List all lines of the data that include the string "Taman".

**** LISTING ****

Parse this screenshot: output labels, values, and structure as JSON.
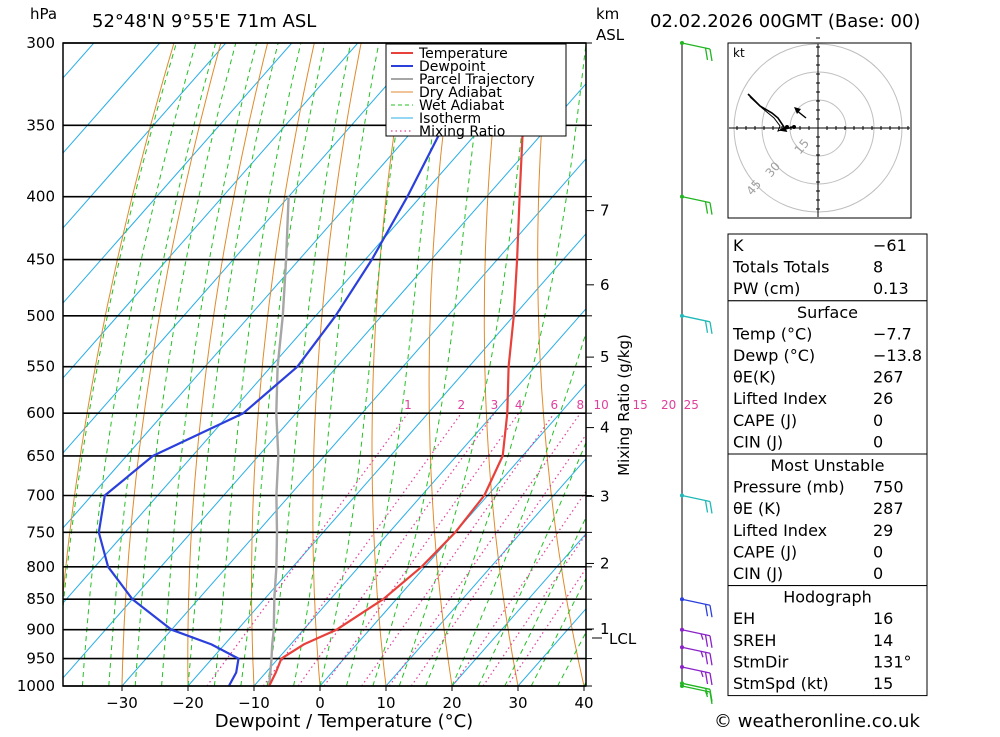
{
  "header": {
    "pressure_unit": "hPa",
    "location": "52°48'N  9°55'E  71m  ASL",
    "height_unit_top": "km",
    "height_unit_bottom": "ASL",
    "datetime": "02.02.2026  00GMT  (Base: 00)"
  },
  "footer": {
    "credit": "© weatheronline.co.uk"
  },
  "colors": {
    "temperature": "#e8403a",
    "dewpoint": "#2a3fdc",
    "parcel": "#a6a6a6",
    "dry_adiabat": "#e08a2c",
    "wet_adiabat": "#22c022",
    "isotherm": "#28aee8",
    "mixing_ratio": "#e0409c",
    "barb_green": "#22b522",
    "barb_cyan": "#20b8b8",
    "barb_blue": "#2a3fdc",
    "barb_purple": "#8a22c8"
  },
  "chart_data": {
    "type": "line",
    "xlabel": "Dewpoint / Temperature (°C)",
    "ylabel": "hPa",
    "xlim": [
      -40,
      40
    ],
    "ylim": [
      1000,
      300
    ],
    "x_ticks": [
      "-30",
      "-20",
      "-10",
      "0",
      "10",
      "20",
      "30",
      "40"
    ],
    "y_ticks": [
      "300",
      "350",
      "400",
      "450",
      "500",
      "550",
      "600",
      "650",
      "700",
      "750",
      "800",
      "850",
      "900",
      "950",
      "1000"
    ],
    "km_ticks": [
      "1",
      "2",
      "3",
      "4",
      "5",
      "6",
      "7"
    ],
    "lcl_label": "LCL",
    "mixing_ratio_label": "Mixing Ratio (g/kg)",
    "mixing_ratio_values": [
      "1",
      "2",
      "3",
      "4",
      "6",
      "8",
      "10",
      "15",
      "20",
      "25"
    ],
    "legend": [
      "Temperature",
      "Dewpoint",
      "Parcel Trajectory",
      "Dry Adiabat",
      "Wet Adiabat",
      "Isotherm",
      "Mixing Ratio"
    ],
    "series": [
      {
        "name": "Temperature",
        "points": [
          [
            1000,
            -7.7
          ],
          [
            975,
            -8.5
          ],
          [
            950,
            -9.5
          ],
          [
            925,
            -8
          ],
          [
            900,
            -5
          ],
          [
            850,
            -2
          ],
          [
            800,
            -0.5
          ],
          [
            750,
            0
          ],
          [
            700,
            -0.5
          ],
          [
            650,
            -3
          ],
          [
            600,
            -8
          ],
          [
            550,
            -14
          ],
          [
            500,
            -20
          ],
          [
            450,
            -27
          ],
          [
            400,
            -35
          ],
          [
            350,
            -44
          ],
          [
            300,
            -53
          ]
        ]
      },
      {
        "name": "Dewpoint",
        "points": [
          [
            1000,
            -13.8
          ],
          [
            975,
            -14.5
          ],
          [
            950,
            -16
          ],
          [
            925,
            -22
          ],
          [
            900,
            -30
          ],
          [
            850,
            -40
          ],
          [
            800,
            -48
          ],
          [
            750,
            -54
          ],
          [
            700,
            -58
          ],
          [
            650,
            -56
          ],
          [
            600,
            -48
          ],
          [
            550,
            -46
          ],
          [
            500,
            -47
          ],
          [
            450,
            -49
          ],
          [
            400,
            -52
          ],
          [
            350,
            -56
          ],
          [
            300,
            -60
          ]
        ]
      },
      {
        "name": "Parcel Trajectory",
        "points": [
          [
            1000,
            -7.7
          ],
          [
            950,
            -11
          ],
          [
            925,
            -12.8
          ],
          [
            900,
            -14.5
          ],
          [
            850,
            -18.5
          ],
          [
            800,
            -22.5
          ],
          [
            750,
            -27
          ],
          [
            700,
            -32
          ],
          [
            650,
            -37
          ],
          [
            600,
            -43
          ],
          [
            550,
            -49
          ],
          [
            500,
            -55
          ],
          [
            450,
            -62
          ],
          [
            400,
            -70
          ]
        ]
      }
    ],
    "wind_barbs": [
      {
        "pressure": 1000,
        "speed_kt": 15,
        "color": "barb_green"
      },
      {
        "pressure": 995,
        "speed_kt": 15,
        "color": "barb_green"
      },
      {
        "pressure": 965,
        "speed_kt": 25,
        "color": "barb_purple"
      },
      {
        "pressure": 930,
        "speed_kt": 25,
        "color": "barb_purple"
      },
      {
        "pressure": 900,
        "speed_kt": 25,
        "color": "barb_purple"
      },
      {
        "pressure": 850,
        "speed_kt": 20,
        "color": "barb_blue"
      },
      {
        "pressure": 700,
        "speed_kt": 20,
        "color": "barb_cyan"
      },
      {
        "pressure": 500,
        "speed_kt": 20,
        "color": "barb_cyan"
      },
      {
        "pressure": 400,
        "speed_kt": 20,
        "color": "barb_green"
      },
      {
        "pressure": 300,
        "speed_kt": 20,
        "color": "barb_green"
      }
    ]
  },
  "hodograph": {
    "unit_label": "kt",
    "ring_labels": [
      "15",
      "30",
      "45"
    ]
  },
  "table": {
    "top": [
      {
        "label": "K",
        "value": "-61"
      },
      {
        "label": "Totals Totals",
        "value": "8"
      },
      {
        "label": "PW (cm)",
        "value": "0.13"
      }
    ],
    "surface": {
      "title": "Surface",
      "rows": [
        {
          "label": "Temp (°C)",
          "value": "-7.7"
        },
        {
          "label": "Dewp (°C)",
          "value": "-13.8"
        },
        {
          "label": "θE(K)",
          "value": "267"
        },
        {
          "label": "Lifted Index",
          "value": "26"
        },
        {
          "label": "CAPE (J)",
          "value": "0"
        },
        {
          "label": "CIN (J)",
          "value": "0"
        }
      ]
    },
    "most_unstable": {
      "title": "Most Unstable",
      "rows": [
        {
          "label": "Pressure (mb)",
          "value": "750"
        },
        {
          "label": "θE (K)",
          "value": "287"
        },
        {
          "label": "Lifted Index",
          "value": "29"
        },
        {
          "label": "CAPE (J)",
          "value": "0"
        },
        {
          "label": "CIN (J)",
          "value": "0"
        }
      ]
    },
    "hodograph_section": {
      "title": "Hodograph",
      "rows": [
        {
          "label": "EH",
          "value": "16"
        },
        {
          "label": "SREH",
          "value": "14"
        },
        {
          "label": "StmDir",
          "value": "131°"
        },
        {
          "label": "StmSpd (kt)",
          "value": "15"
        }
      ]
    }
  }
}
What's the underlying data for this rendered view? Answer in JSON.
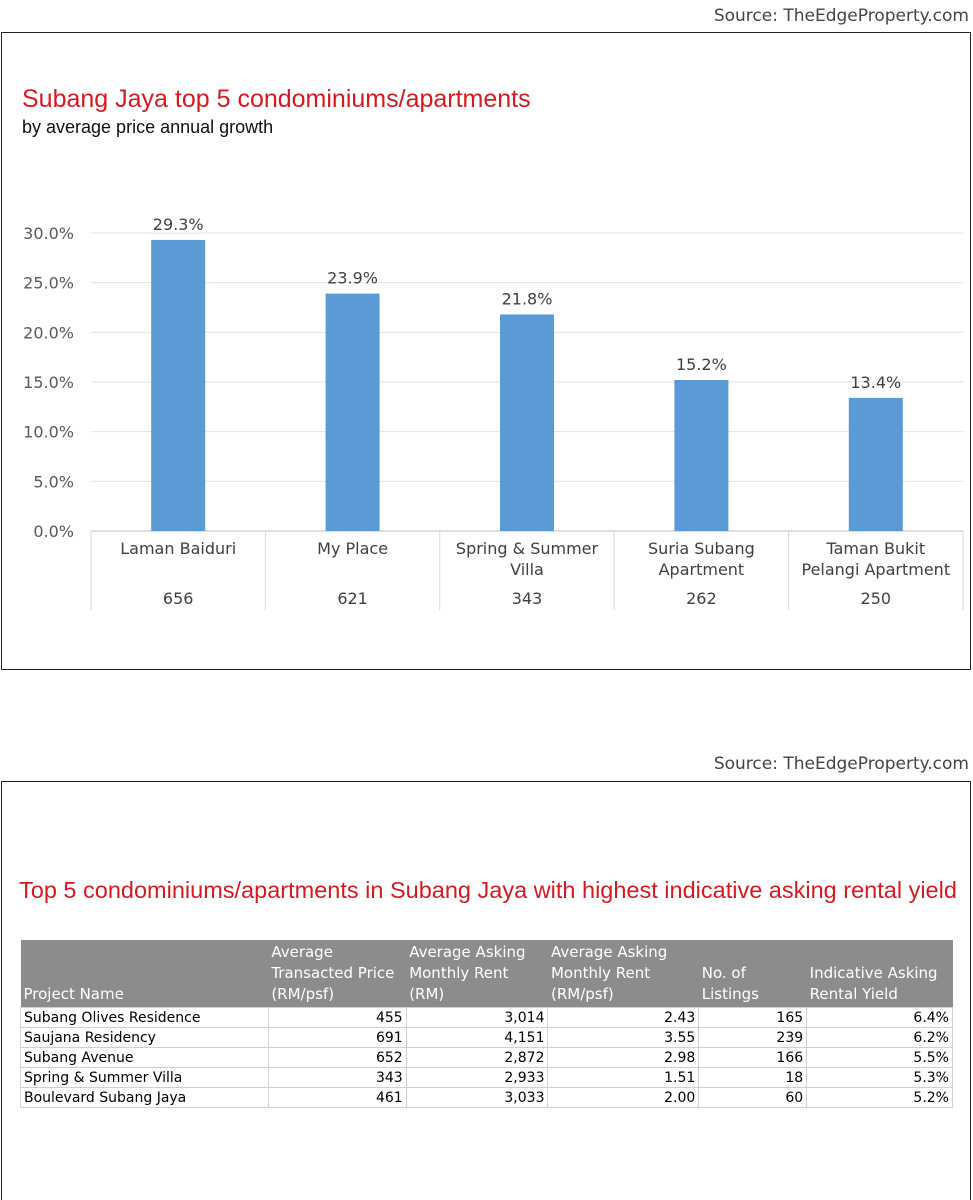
{
  "source_top": "Source: TheEdgeProperty.com",
  "source_bottom": "Source: TheEdgeProperty.com",
  "chart_data": {
    "type": "bar",
    "title": "Subang Jaya top 5 condominiums/apartments",
    "subtitle": "by average price annual growth",
    "categories": [
      "Laman Baiduri",
      "My Place",
      "Spring & Summer Villa",
      "Suria Subang Apartment",
      "Taman Bukit Pelangi Apartment"
    ],
    "category_lines": [
      [
        "Laman Baiduri"
      ],
      [
        "My Place"
      ],
      [
        "Spring & Summer",
        "Villa"
      ],
      [
        "Suria Subang",
        "Apartment"
      ],
      [
        "Taman Bukit",
        "Pelangi Apartment"
      ]
    ],
    "secondary_values": [
      "656",
      "621",
      "343",
      "262",
      "250"
    ],
    "values": [
      29.3,
      23.9,
      21.8,
      15.2,
      13.4
    ],
    "value_labels": [
      "29.3%",
      "23.9%",
      "21.8%",
      "15.2%",
      "13.4%"
    ],
    "ylim": [
      0,
      30
    ],
    "yticks": [
      "0.0%",
      "5.0%",
      "10.0%",
      "15.0%",
      "20.0%",
      "25.0%",
      "30.0%"
    ],
    "xlabel": "",
    "ylabel": "",
    "grid": true,
    "bar_color": "#5b9bd5"
  },
  "table": {
    "title": "Top 5 condominiums/apartments in Subang Jaya with highest indicative asking rental yield",
    "headers": [
      [
        "Project Name"
      ],
      [
        "Average",
        "Transacted Price",
        "(RM/psf)"
      ],
      [
        "Average Asking",
        "Monthly Rent",
        "(RM)"
      ],
      [
        "Average Asking",
        "Monthly Rent",
        "(RM/psf)"
      ],
      [
        "No. of",
        "Listings"
      ],
      [
        "Indicative Asking",
        "Rental Yield"
      ]
    ],
    "rows": [
      [
        "Subang Olives Residence",
        "455",
        "3,014",
        "2.43",
        "165",
        "6.4%"
      ],
      [
        "Saujana Residency",
        "691",
        "4,151",
        "3.55",
        "239",
        "6.2%"
      ],
      [
        "Subang Avenue",
        "652",
        "2,872",
        "2.98",
        "166",
        "5.5%"
      ],
      [
        "Spring & Summer Villa",
        "343",
        "2,933",
        "1.51",
        "18",
        "5.3%"
      ],
      [
        "Boulevard Subang Jaya",
        "461",
        "3,033",
        "2.00",
        "60",
        "5.2%"
      ]
    ]
  }
}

****

## OUTPUT BELOW
      "Taman Bukit Pelangi Apartment"
        "Taman Bukit",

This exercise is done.